EXERCISE REQUIREMENTS> Pick out the lines below that contain the string "left" and copy them all.

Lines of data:

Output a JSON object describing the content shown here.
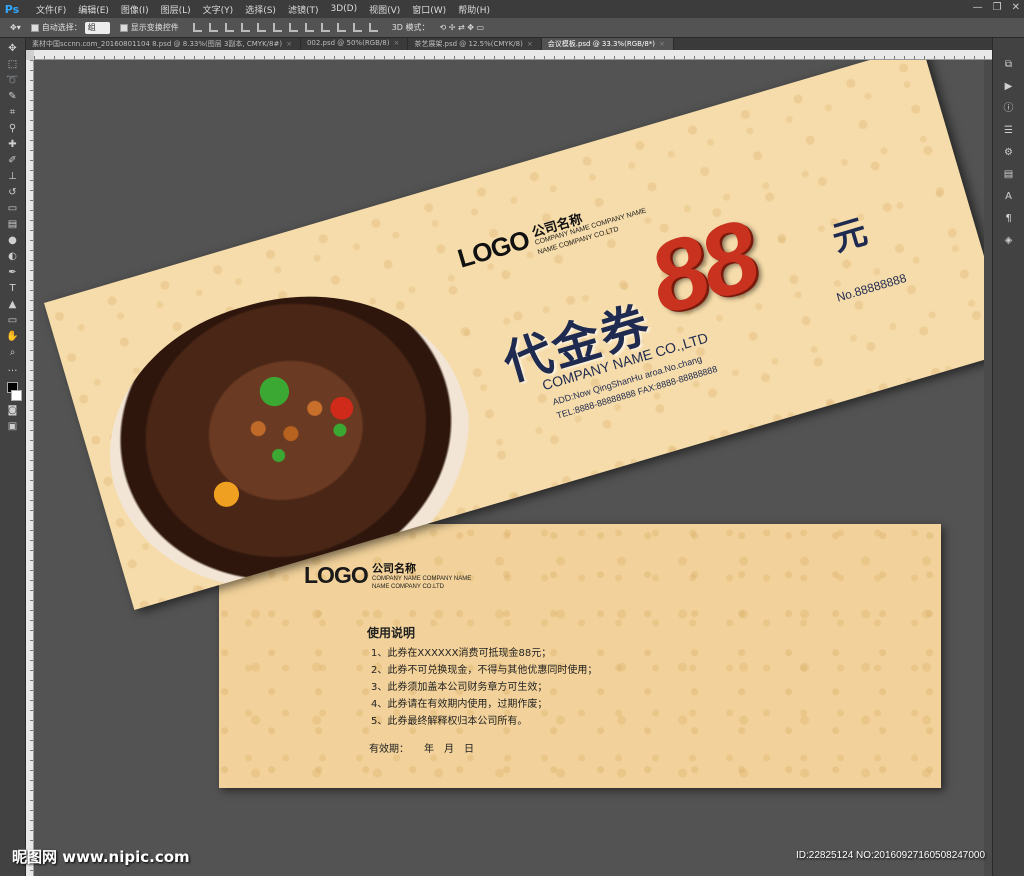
{
  "app": {
    "logo": "Ps",
    "menu": [
      "文件(F)",
      "编辑(E)",
      "图像(I)",
      "图层(L)",
      "文字(Y)",
      "选择(S)",
      "滤镜(T)",
      "3D(D)",
      "视图(V)",
      "窗口(W)",
      "帮助(H)"
    ],
    "window_controls": [
      "—",
      "❐",
      "✕"
    ]
  },
  "options": {
    "auto_select_label": "自动选择：",
    "auto_select_value": "组",
    "show_transform_label": "显示变换控件",
    "mode3d_label": "3D 模式："
  },
  "tabs": [
    {
      "label": "素材中国sccnn.com_20160801104 8.psd @ 8.33%(图层 3副本, CMYK/8#)",
      "active": false
    },
    {
      "label": "002.psd @ 50%(RGB/8)",
      "active": false
    },
    {
      "label": "茶艺展架.psd @ 12.5%(CMYK/8)",
      "active": false
    },
    {
      "label": "会议模板.psd @ 33.3%(RGB/8*)",
      "active": true
    }
  ],
  "front": {
    "logo": "LOGO",
    "company_cn": "公司名称",
    "company_en1": "COMPANY NAME COMPANY NAME",
    "company_en2": "NAME COMPANY CO.LTD",
    "voucher": "代金券",
    "amount": "88",
    "unit": "元",
    "company": "COMPANY NAME CO.,LTD",
    "address": "ADD:Now QingShanHu aroa.No.chang",
    "phone": "TEL:8888-88888888  FAX:8888-88888888",
    "number": "No.88888888"
  },
  "back": {
    "logo": "LOGO",
    "company_cn": "公司名称",
    "company_en1": "COMPANY NAME COMPANY NAME",
    "company_en2": "NAME COMPANY CO.LTD",
    "usage_title": "使用说明",
    "rules": [
      "1、此券在XXXXXX消费可抵现金88元；",
      "2、此券不可兑换现金，不得与其他优惠同时使用；",
      "3、此券须加盖本公司财务章方可生效；",
      "4、此券请在有效期内使用，过期作废；",
      "5、此券最终解释权归本公司所有。"
    ],
    "valid": "有效期：　　年　月　日"
  },
  "watermark": {
    "left": "昵图网 www.nipic.com",
    "right": "ID:22825124 NO:20160927160508247000"
  }
}
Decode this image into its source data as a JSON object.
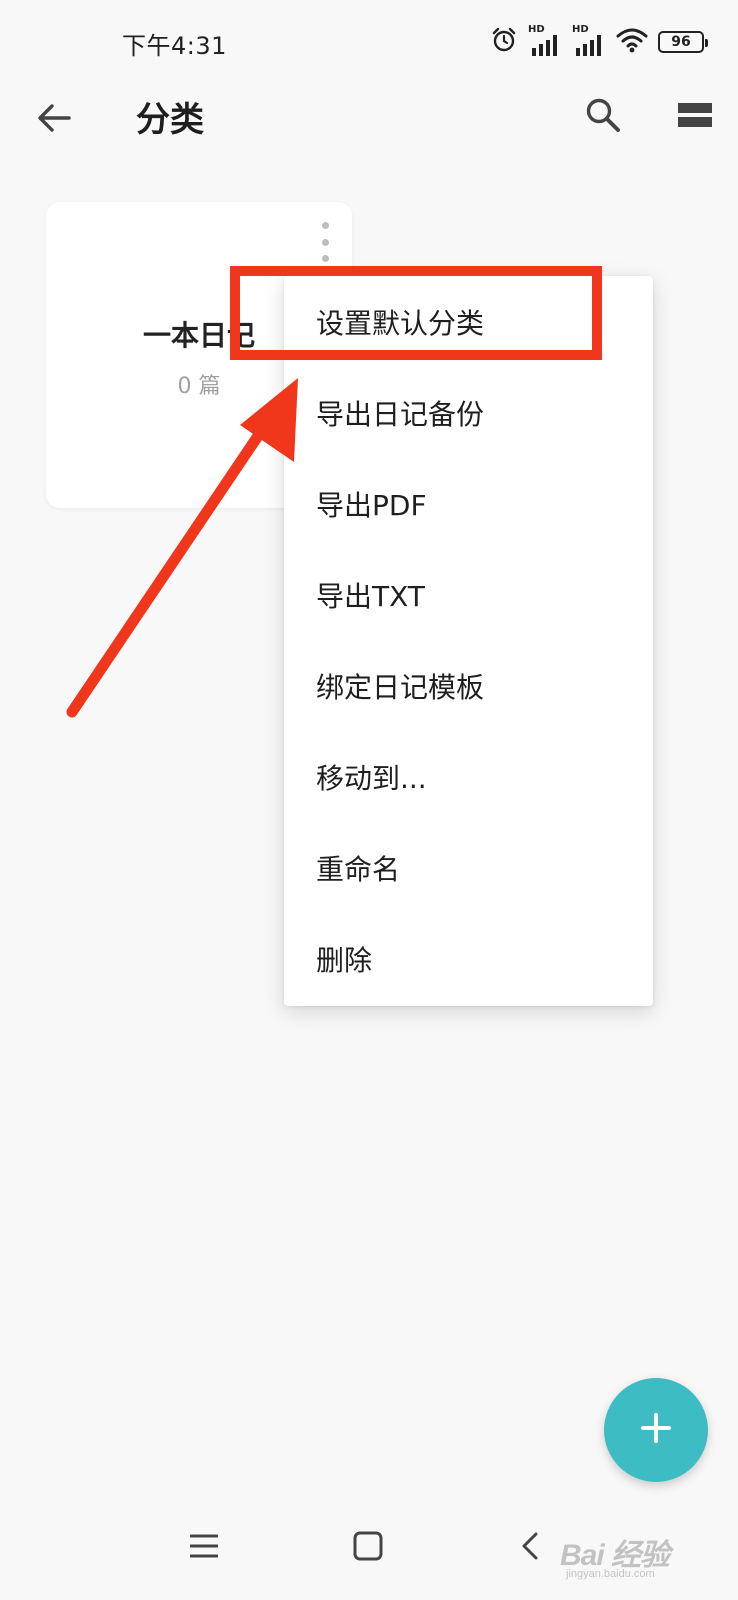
{
  "status_bar": {
    "time": "下午4:31",
    "signal_1_label": "HD",
    "signal_2_label": "HD",
    "battery": "96",
    "icons": [
      "alarm-icon",
      "signal-icon",
      "signal-icon",
      "wifi-icon",
      "battery-icon"
    ]
  },
  "app_bar": {
    "title": "分类",
    "icons": [
      "arrow-left-icon",
      "search-icon",
      "view-toggle-icon"
    ]
  },
  "category_card": {
    "title": "一本日记",
    "count": "0 篇"
  },
  "menu": {
    "items": [
      "设置默认分类",
      "导出日记备份",
      "导出PDF",
      "导出TXT",
      "绑定日记模板",
      "移动到...",
      "重命名",
      "删除"
    ]
  },
  "annotation": {
    "color": "#f0361b"
  },
  "fab": {
    "icon": "plus-icon",
    "color": "#3dbcc3"
  },
  "nav_bar": {
    "icons": [
      "menu-icon",
      "home-icon",
      "back-icon"
    ]
  },
  "watermark": {
    "main": "Bai 经验",
    "sub": "jingyan.baidu.com"
  }
}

FINISHED TASK>
    "left": "昵图网 www.nipic.com",
      "arrow-left-icon",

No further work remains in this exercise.